(Entries)
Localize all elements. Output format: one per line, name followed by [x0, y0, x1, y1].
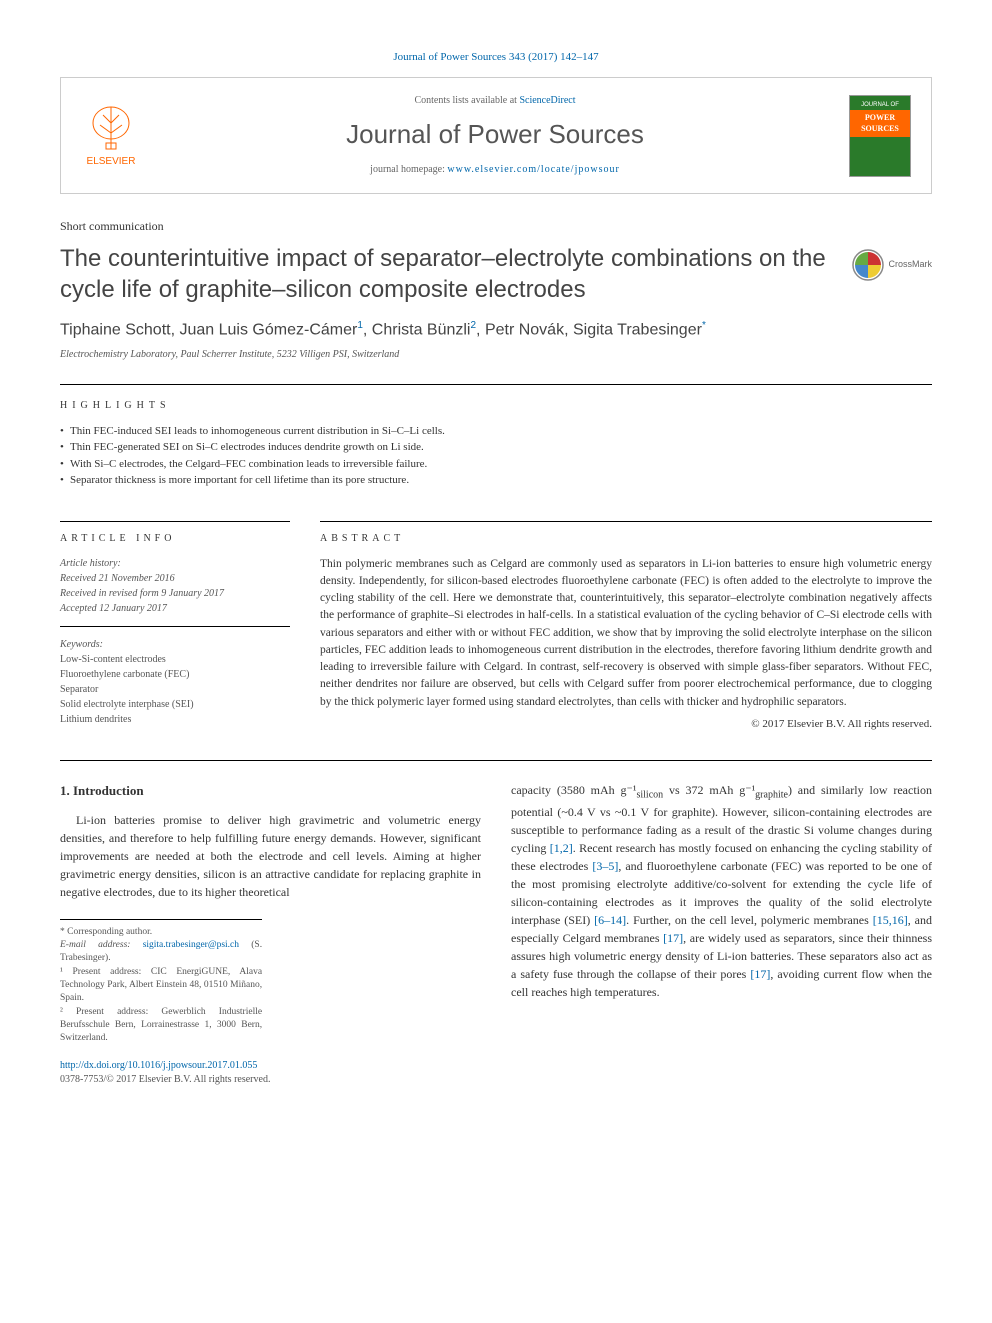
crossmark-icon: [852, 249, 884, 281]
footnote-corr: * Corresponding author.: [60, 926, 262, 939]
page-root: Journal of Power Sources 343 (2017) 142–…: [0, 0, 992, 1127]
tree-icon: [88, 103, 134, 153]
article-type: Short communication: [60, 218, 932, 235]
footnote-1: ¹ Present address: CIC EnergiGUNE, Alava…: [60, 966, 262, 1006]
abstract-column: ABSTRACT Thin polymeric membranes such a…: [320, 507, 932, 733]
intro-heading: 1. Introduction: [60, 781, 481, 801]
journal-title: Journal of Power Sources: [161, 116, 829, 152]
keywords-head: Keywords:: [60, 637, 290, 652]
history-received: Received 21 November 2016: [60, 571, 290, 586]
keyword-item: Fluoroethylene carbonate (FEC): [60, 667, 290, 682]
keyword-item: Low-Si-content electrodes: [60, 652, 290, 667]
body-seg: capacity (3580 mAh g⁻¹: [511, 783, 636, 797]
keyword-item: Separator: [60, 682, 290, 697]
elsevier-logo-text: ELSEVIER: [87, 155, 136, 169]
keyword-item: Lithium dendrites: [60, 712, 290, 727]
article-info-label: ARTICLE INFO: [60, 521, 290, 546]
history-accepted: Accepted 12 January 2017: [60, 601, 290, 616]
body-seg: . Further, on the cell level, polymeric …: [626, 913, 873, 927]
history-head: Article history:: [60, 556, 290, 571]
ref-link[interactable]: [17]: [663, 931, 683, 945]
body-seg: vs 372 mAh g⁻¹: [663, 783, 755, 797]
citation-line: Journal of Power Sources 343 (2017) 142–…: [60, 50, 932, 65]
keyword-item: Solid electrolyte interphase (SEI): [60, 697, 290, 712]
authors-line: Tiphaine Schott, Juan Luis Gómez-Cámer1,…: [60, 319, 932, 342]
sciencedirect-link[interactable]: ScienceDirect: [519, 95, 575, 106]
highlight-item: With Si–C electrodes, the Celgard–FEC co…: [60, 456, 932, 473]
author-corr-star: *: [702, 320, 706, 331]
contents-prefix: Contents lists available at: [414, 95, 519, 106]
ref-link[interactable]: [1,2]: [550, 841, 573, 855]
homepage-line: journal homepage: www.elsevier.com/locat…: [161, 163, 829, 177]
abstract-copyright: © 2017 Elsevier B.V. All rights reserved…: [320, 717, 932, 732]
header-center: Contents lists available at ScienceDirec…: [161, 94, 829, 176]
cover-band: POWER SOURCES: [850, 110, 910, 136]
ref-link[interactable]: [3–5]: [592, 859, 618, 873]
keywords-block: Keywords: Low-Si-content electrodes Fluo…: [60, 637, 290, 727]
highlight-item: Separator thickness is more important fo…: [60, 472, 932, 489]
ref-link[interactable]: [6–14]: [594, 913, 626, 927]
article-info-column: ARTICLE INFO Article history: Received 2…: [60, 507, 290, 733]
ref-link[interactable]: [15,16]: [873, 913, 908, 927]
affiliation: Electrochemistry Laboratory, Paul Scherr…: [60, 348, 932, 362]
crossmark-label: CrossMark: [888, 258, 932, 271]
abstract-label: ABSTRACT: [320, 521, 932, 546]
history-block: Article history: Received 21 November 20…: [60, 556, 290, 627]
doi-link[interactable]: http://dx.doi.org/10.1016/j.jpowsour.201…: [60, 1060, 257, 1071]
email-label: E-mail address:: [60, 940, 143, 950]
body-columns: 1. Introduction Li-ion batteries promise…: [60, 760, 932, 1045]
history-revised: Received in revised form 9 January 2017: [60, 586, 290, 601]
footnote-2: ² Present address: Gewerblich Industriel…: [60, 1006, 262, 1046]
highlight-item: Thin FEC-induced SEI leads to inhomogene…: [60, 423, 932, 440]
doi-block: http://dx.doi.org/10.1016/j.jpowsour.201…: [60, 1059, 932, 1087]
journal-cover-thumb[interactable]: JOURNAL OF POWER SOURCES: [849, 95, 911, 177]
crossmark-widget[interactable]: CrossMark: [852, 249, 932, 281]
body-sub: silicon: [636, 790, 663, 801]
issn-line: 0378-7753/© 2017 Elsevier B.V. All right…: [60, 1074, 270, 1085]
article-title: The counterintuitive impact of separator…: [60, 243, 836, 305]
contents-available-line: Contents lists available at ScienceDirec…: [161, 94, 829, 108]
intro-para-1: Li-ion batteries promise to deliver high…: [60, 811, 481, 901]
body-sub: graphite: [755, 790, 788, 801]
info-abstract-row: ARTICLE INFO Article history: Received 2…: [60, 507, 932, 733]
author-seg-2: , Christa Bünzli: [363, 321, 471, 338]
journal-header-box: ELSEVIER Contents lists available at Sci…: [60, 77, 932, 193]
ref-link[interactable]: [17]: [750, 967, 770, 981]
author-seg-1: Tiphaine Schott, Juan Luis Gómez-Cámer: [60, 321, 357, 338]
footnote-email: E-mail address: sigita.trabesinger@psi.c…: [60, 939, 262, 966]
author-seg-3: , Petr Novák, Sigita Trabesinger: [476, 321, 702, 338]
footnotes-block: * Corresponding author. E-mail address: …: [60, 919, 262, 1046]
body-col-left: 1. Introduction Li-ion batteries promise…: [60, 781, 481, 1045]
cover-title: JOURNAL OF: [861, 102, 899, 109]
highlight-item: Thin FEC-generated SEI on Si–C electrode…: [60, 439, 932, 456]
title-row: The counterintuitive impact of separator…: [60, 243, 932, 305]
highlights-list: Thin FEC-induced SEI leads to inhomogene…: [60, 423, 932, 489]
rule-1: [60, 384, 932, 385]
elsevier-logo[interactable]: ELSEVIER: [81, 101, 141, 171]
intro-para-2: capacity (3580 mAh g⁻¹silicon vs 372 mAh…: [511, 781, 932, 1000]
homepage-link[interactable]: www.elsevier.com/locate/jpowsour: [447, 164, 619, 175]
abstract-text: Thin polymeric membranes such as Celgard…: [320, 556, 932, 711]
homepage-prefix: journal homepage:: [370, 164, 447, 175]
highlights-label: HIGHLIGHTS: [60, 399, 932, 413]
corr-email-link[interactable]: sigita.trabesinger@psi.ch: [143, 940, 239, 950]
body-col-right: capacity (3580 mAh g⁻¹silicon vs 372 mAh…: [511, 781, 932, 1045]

» Problem to work on:
Render every line of the entries above as a JSON list of strings, one string per line, leaving out blank lines and any pictures.

» Answer to this problem:
[
  "Localize all elements. Output format: one per line, name followed by [x0, y0, x1, y1].",
  "crossmark-icon: [852, 249, 884, 281]",
  "footnote-corr: * Corresponding author.: [60, 926, 262, 939]",
  "page-root: Journal of Power Sources 343 (2017) 142–…: [0, 0, 992, 1127]",
  "tree-icon: [88, 103, 134, 153]",
  "article-type: Short communication: [60, 218, 932, 235]",
  "footnote-1: ¹ Present address: CIC EnergiGUNE, Alava…: [60, 966, 262, 1006]",
  "abstract-column: ABSTRACT Thin polymeric membranes such a…: [320, 507, 932, 733]",
  "intro-heading: 1. Introduction: [60, 781, 481, 801]",
  "journal-title: Journal of Power Sources: [161, 116, 829, 152]",
  "keywords-head: Keywords:: [60, 637, 290, 652]",
  "history-received: Received 21 November 2016: [60, 571, 290, 586]",
  "keyword-item: Fluoroethylene carbonate (FEC): [60, 667, 290, 682]",
  "keyword-item: Low-Si-content electrodes: [60, 652, 290, 667]",
  "body-seg: capacity (3580 mAh g⁻¹: [511, 783, 636, 797]",
  "keyword-item: Separator: [60, 682, 290, 697]",
  "elsevier-logo-text: ELSEVIER: [87, 155, 136, 169]",
  "keyword-item: Lithium dendrites: [60, 712, 290, 727]",
  "article-info-label: ARTICLE INFO: [60, 521, 290, 546]",
  "history-accepted: Accepted 12 January 2017: [60, 601, 290, 616]",
  "body-seg: . Further, on the cell level, polymeric …: [626, 913, 873, 927]",
  "history-head: Article history:: [60, 556, 290, 571]",
  "ref-link[interactable]: [17]: [663, 931, 683, 945]",
  "body-seg: vs 372 mAh g⁻¹: [663, 783, 755, 797]",
  "citation-line: Journal of Power Sources 343 (2017) 142–…: [60, 50, 932, 65]",
  "keyword-item: Solid electrolyte interphase (SEI): [60, 697, 290, 712]",
  "authors-line: Tiphaine Schott, Juan Luis Gómez-Cámer1,…: [60, 319, 932, 342]",
  "sciencedirect-link[interactable]: ScienceDirect: [519, 95, 575, 106]",
  "highlight-item: With Si–C electrodes, the Celgard–FEC co…: [60, 456, 932, 473]",
  "author-corr-star: *: [702, 320, 706, 331]",
  "contents-prefix: Contents lists available at: [414, 95, 519, 106]",
  "ref-link[interactable]: [1,2]: [550, 841, 573, 855]",
  "homepage-line: journal homepage: www.elsevier.com/locat…: [161, 163, 829, 177]",
  "abstract-copyright: © 2017 Elsevier B.V. All rights reserved…: [320, 717, 932, 732]",
  "header-center: Contents lists available at ScienceDirec…: [161, 94, 829, 176]",
  "cover-band: POWER SOURCES: [850, 110, 910, 136]",
  "ref-link[interactable]: [3–5]: [592, 859, 618, 873]",
  "keywords-block: Keywords: Low-Si-content electrodes Fluo…: [60, 637, 290, 727]",
  "highlight-item: Separator thickness is more important fo…: [60, 472, 932, 489]",
  "ref-link[interactable]: [6–14]: [594, 913, 626, 927]",
  "article-info-column: ARTICLE INFO Article history: Received 2…: [60, 507, 290, 733]",
  "ref-link[interactable]: [15,16]: [873, 913, 908, 927]",
  "affiliation: Electrochemistry Laboratory, Paul Scherr…: [60, 348, 932, 362]",
  "crossmark-label: CrossMark: [888, 258, 932, 271]",
  "abstract-label: ABSTRACT: [320, 521, 932, 546]",
  "history-block: Article history: Received 21 November 20…: [60, 556, 290, 627]",
  "doi-link[interactable]: http://dx.doi.org/10.1016/j.jpowsour.201…: [60, 1060, 257, 1071]",
  "email-label: E-mail address:: [60, 940, 143, 950]",
  "body-columns: 1. Introduction Li-ion batteries promise…: [60, 760, 932, 1045]",
  "history-revised: Received in revised form 9 January 2017: [60, 586, 290, 601]",
  "footnote-2: ² Present address: Gewerblich Industriel…: [60, 1006, 262, 1046]",
  "highlight-item: Thin FEC-induced SEI leads to inhomogene…: [60, 423, 932, 440]",
  "doi-block: http://dx.doi.org/10.1016/j.jpowsour.201…: [60, 1059, 932, 1087]",
  "journal-cover-thumb[interactable]: JOURNAL OF POWER SOURCES: [849, 95, 911, 177]",
  "crossmark-widget[interactable]: CrossMark: [852, 249, 932, 281]",
  "body-sub: silicon: [636, 790, 663, 801]",
  "issn-line: 0378-7753/© 2017 Elsevier B.V. All right…: [60, 1074, 270, 1085]",
  "article-title: The counterintuitive impact of separator…: [60, 243, 836, 305]",
  "contents-available-line: Contents lists available at ScienceDirec…: [161, 94, 829, 108]",
  "intro-para-1: Li-ion batteries promise to deliver high…: [60, 811, 481, 901]",
  "body-sub: graphite: [755, 790, 788, 801]",
  "info-abstract-row: ARTICLE INFO Article history: Received 2…: [60, 507, 932, 733]",
  "author-seg-2: , Christa Bünzli: [363, 321, 471, 338]",
  "journal-header-box: ELSEVIER Contents lists available at Sci…: [60, 77, 932, 193]",
  "ref-link[interactable]: [17]: [750, 967, 770, 981]",
  "author-seg-1: Tiphaine Schott, Juan Luis Gómez-Cámer: [60, 321, 357, 338]",
  "footnote-email: E-mail address: sigita.trabesinger@psi.c…: [60, 939, 262, 966]",
  "author-seg-3: , Petr Novák, Sigita Trabesinger: [476, 321, 702, 338]",
  "footnotes-block: * Corresponding author. E-mail address: …: [60, 919, 262, 1046]",
  "body-col-left: 1. Introduction Li-ion batteries promise…: [60, 781, 481, 1045]",
  "cover-title: JOURNAL OF: [861, 102, 899, 109]",
  "highlight-item: Thin FEC-generated SEI on Si–C electrode…: [60, 439, 932, 456]",
  "title-row: The counterintuitive impact of separator…: [60, 243, 932, 305]",
  "highlights-list: Thin FEC-induced SEI leads to inhomogene…: [60, 423, 932, 489]",
  "rule-1: [60, 384, 932, 385]",
  "elsevier-logo[interactable]: ELSEVIER: [81, 101, 141, 171]",
  "intro-para-2: capacity (3580 mAh g⁻¹silicon vs 372 mAh…: [511, 781, 932, 1000]",
  "homepage-link[interactable]: www.elsevier.com/locate/jpowsour: [447, 164, 619, 175]",
  "abstract-text: Thin polymeric membranes such as Celgard…: [320, 556, 932, 711]",
  "homepage-prefix: journal homepage:: [370, 164, 447, 175]",
  "highlights-label: HIGHLIGHTS: [60, 399, 932, 413]",
  "corr-email-link[interactable]: sigita.trabesinger@psi.ch: [143, 940, 239, 950]",
  "body-col-right: capacity (3580 mAh g⁻¹silicon vs 372 mAh…: [511, 781, 932, 1045]"
]